++++ Text section ++++

Elixir best data structure for testing comparison - testing

I have two array outputs where I need to iterate over each struct, and compare the counts where the source's match. The comparison needs to be less than or equal to. My output sources look like this:
output_1: [%{source: "facebook", count: 3}, %{count: 1, source: "linkedin"}]
output_2: [%{source: "facebook", count: 2}, %{count: 1, source: "linkedin"}]
Whats the best data structure to implement in order to make the Enumerables easiest and most efficient to compare?

If your order isn't guaranteed, my preferred way is to turn the reference list into a map and compare things by source.
iex> output_1 = [%{source: "facebook", count: 3}, %{count: 1, source: "linkedin"}]
[%{count: 3, source: "facebook"}, %{count: 1, source: "linkedin"}]
iex> output_2 = [%{source: "facebook", count: 2}, %{count: 1, source: "linkedin"}]
[%{count: 2, source: "facebook"}, %{count: 1, source: "linkedin"}]
iex> limits = Map.new(output_1, &{&1.source, &1.count})
%{"facebook" => 3, "linkedin" => 1}
iex> Enum.all?(output_2, & &1.count <= limits[&1.source])
true

Your current output format should be very efficient with the following code. You didn't say what you expected your output to be, nor in which direction the comparison should be done: output2 <= output1 or output1 <= output2, so I'm assuming a list of booleans and output1 <= output2:
defmodule A do
def compare([%{count: count1}|maps1], [%{count: count2}|maps2]) do
[count1 <= count2 | compare(maps1, maps2) ]
end
def compare([], []), do: []
end
The following does the same thing and is easier to come up with and understand:
defmodule A do
def compare(list1, list2), do: _compare(list1, list2, [])
defp _compare([%{count: count1}|maps1], [%{count: count2}|maps2], acc) do
_compare(maps1, maps2, [count1 <= count2 | acc])
end
defp _compare([], [], acc) do
Enum.reverse(acc)
end
end
In iex:
~/elixir_programs$ iex a.ex
Erlang/OTP 20 [erts-9.3] [source] [64-bit] [smp:4:4] [ds:4:4:10] [async-threads:10] [hipe] [kernel-poll:false]
Interactive Elixir (1.8.2) - press Ctrl+C to exit (type h() ENTER for help)
iex(1)> out1 = [%{source: "facebook", count: 3}, %{count: 1, source: "linkedin"}]
[
%{count: 3, source: "facebook"},
%{count: 1, source: "linkedin"}
]
iex(2)> out2 = [%{source: "facebook", count: 2}, %{count: 1, source: "linkedin"}]
[
%{count: 2, source: "facebook"},
%{count: 1, source: "linkedin"}
]
iex(3)> A.compare(out1, out2)

++++ Stored rows ++++

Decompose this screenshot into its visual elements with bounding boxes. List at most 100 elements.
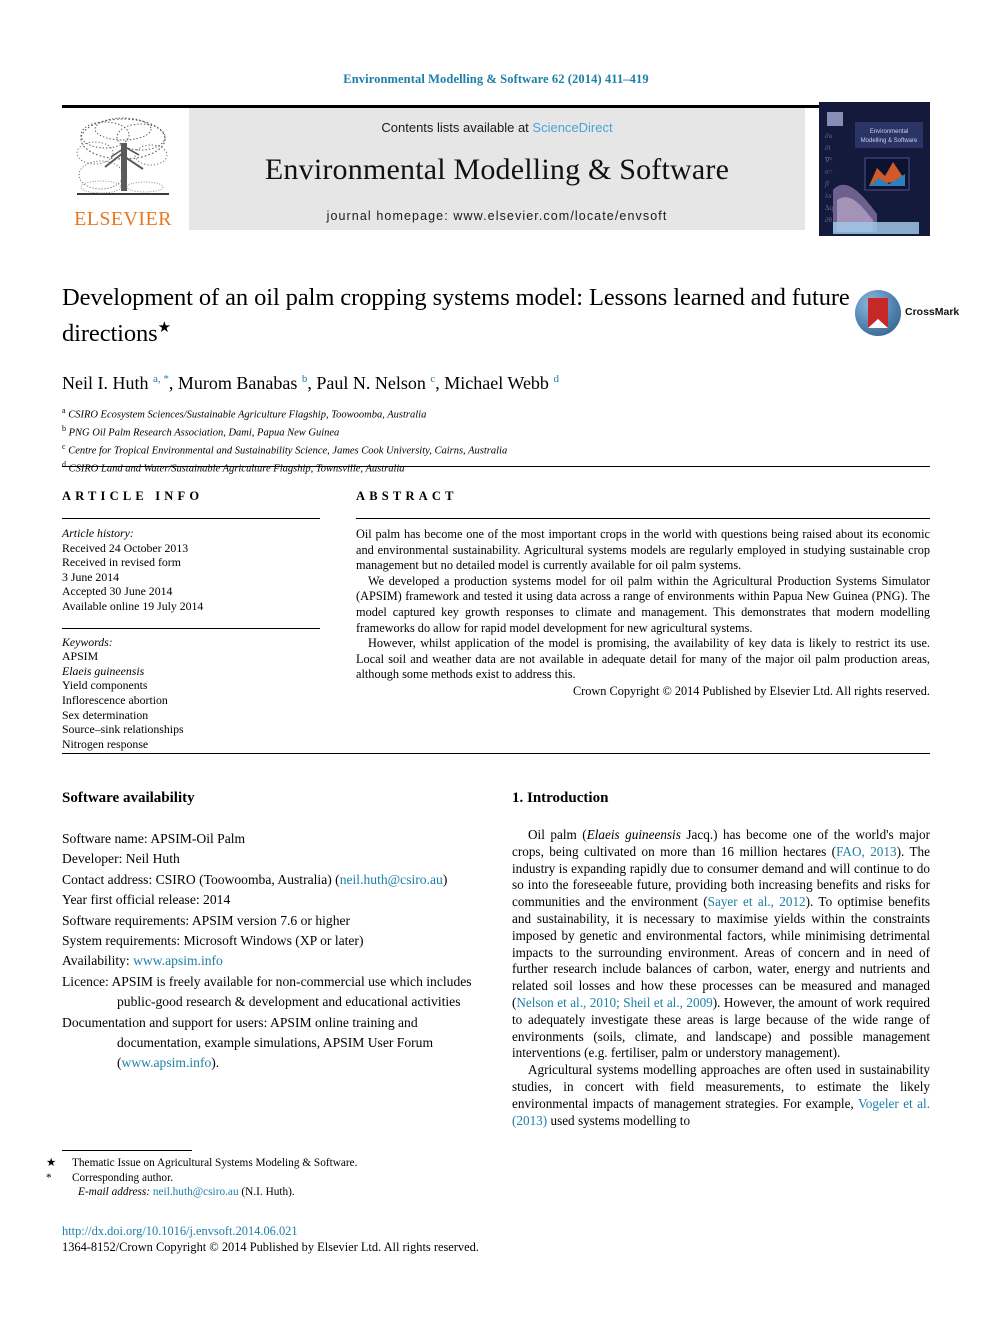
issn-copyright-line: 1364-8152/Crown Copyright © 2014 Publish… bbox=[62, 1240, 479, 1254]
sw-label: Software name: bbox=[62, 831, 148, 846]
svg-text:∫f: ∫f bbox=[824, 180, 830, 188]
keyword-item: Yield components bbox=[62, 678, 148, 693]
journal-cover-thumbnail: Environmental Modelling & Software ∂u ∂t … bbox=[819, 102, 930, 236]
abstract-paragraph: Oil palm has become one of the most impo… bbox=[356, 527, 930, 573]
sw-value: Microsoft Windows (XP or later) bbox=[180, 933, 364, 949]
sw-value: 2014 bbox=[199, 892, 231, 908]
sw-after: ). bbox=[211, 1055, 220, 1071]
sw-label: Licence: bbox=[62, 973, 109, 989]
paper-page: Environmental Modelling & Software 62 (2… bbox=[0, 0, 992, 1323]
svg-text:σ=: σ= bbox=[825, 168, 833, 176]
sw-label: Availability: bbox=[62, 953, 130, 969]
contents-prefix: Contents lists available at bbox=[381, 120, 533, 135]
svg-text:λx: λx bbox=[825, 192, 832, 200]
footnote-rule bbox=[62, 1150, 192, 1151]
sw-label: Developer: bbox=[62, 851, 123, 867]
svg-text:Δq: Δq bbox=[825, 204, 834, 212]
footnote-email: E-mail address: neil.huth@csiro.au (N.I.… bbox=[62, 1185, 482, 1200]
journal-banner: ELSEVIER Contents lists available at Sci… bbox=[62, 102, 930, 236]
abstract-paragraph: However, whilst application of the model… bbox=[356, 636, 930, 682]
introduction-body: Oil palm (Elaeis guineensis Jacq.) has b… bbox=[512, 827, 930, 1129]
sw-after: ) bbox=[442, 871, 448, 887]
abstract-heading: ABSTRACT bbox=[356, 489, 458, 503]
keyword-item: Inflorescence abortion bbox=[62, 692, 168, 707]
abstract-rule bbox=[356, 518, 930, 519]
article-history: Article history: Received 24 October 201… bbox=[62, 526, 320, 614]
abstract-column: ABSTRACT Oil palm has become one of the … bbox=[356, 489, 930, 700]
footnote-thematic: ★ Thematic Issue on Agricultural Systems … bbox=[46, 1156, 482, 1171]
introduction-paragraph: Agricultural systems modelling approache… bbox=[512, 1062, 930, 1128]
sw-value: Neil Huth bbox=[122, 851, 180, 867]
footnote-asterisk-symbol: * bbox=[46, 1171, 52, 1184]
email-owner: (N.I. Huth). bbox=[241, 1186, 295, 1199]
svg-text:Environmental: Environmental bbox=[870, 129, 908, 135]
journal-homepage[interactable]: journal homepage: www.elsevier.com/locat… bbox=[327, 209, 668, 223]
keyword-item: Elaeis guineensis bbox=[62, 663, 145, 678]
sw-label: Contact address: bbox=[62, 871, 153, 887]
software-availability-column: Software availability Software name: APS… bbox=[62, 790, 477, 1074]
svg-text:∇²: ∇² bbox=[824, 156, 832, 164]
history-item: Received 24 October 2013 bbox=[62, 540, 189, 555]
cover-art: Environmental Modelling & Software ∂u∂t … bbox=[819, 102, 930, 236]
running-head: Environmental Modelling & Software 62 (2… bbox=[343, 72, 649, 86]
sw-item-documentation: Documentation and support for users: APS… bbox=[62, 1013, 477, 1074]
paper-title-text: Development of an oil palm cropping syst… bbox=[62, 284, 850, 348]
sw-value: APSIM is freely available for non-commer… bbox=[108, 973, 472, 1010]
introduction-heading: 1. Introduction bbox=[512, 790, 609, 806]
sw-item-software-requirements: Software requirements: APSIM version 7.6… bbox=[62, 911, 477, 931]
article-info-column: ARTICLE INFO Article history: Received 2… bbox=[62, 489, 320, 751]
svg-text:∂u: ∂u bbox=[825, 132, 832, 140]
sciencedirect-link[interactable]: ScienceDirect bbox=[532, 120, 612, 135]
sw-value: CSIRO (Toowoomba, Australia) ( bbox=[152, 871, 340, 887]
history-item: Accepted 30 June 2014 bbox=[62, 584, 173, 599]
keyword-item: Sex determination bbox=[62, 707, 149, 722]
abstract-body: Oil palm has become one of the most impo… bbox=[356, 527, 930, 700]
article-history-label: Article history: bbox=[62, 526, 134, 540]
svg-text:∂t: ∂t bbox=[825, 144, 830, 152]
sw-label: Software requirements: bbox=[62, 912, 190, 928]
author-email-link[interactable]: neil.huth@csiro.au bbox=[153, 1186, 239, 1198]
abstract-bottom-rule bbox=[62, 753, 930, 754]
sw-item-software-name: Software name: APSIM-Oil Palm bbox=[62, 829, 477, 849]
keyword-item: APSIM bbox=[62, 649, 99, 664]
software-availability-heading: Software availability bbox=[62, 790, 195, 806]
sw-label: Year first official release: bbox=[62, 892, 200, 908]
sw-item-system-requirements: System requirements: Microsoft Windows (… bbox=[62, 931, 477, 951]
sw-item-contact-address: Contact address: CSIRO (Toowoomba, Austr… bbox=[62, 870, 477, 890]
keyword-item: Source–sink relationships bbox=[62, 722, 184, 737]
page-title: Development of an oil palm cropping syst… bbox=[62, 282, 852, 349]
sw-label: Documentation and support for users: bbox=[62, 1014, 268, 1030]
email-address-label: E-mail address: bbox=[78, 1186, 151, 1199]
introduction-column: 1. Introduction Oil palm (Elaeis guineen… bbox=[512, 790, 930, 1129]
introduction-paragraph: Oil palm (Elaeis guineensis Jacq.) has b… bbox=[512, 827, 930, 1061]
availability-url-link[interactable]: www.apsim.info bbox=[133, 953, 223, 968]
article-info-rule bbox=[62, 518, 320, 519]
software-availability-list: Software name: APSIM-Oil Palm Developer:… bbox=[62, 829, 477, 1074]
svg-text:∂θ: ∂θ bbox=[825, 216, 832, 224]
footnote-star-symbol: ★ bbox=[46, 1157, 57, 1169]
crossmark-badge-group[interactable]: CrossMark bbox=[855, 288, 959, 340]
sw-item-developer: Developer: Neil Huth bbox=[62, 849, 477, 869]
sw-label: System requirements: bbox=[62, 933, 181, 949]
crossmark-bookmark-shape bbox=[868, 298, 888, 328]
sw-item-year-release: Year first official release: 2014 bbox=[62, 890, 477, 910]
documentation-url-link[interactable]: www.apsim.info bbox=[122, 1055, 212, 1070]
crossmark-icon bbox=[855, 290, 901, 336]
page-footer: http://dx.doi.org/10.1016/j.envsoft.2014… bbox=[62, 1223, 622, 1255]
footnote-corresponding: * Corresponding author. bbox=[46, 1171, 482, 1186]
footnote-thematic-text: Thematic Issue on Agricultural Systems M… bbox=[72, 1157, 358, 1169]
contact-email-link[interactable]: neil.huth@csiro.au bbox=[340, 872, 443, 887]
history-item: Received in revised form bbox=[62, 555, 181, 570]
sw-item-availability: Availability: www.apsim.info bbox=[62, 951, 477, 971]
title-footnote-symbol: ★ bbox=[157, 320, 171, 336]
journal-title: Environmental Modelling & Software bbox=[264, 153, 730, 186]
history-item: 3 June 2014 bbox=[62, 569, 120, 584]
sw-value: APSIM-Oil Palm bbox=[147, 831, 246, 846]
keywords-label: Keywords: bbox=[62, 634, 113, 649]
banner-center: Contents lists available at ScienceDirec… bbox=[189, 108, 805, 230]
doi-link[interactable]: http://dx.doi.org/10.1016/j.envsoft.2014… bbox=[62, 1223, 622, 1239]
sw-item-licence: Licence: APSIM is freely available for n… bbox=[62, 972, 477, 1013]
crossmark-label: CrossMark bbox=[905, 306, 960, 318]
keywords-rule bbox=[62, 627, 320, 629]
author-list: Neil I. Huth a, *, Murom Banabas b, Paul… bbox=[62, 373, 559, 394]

++++

#### Tasks and exercises
1. Copy the passage of the Elixir comparison thread between "I have two array" and "things by source.", inclusive.
2. In the Elixir comparison thread, what does the first reply prefer to turn the reference list into when the order isn't guaranteed?
3. Continue the Elixir comparison thread from the point where it stops.

#### Results of the exercise
1.
I have two array outputs where I need to iterate over each struct, and compare the counts where the source's match. The comparison needs to be less than or equal to. My output sources look like this:
output_1: [%{source: "facebook", count: 3}, %{count: 1, source: "linkedin"}]
output_2: [%{source: "facebook", count: 2}, %{count: 1, source: "linkedin"}]
Whats the best data structure to implement in order to make the Enumerables easiest and most efficient to compare?

If your order isn't guaranteed, my preferred way is to turn the reference list into a map and compare things by source.

2. A map, so that things can be compared by source.

3.
[false, true]
If instead, you need the result to be a single boolean, i.e. the facebook count is less than or equal to AND the linkedin count is less than or equal to, you can change the accumulator:
defmodule A do
def compare(list1, list2), do: _compare(list1, list2, true)
defp _compare([%{count: count1}|maps1], [%{count: count2}|maps2], true) do
_compare(maps1, maps2, count1 <= count2)
end
defp _compare(_, _, false), do: false #If you find a false comparison, stop and return false
defp _compare([], [], _), do: true
end
In iex:
iex(22)> c "a.ex"
warning: redefining module A (current version defined in memory)
a.ex:1
[A]
iex(23)> A.compare(out1, out2)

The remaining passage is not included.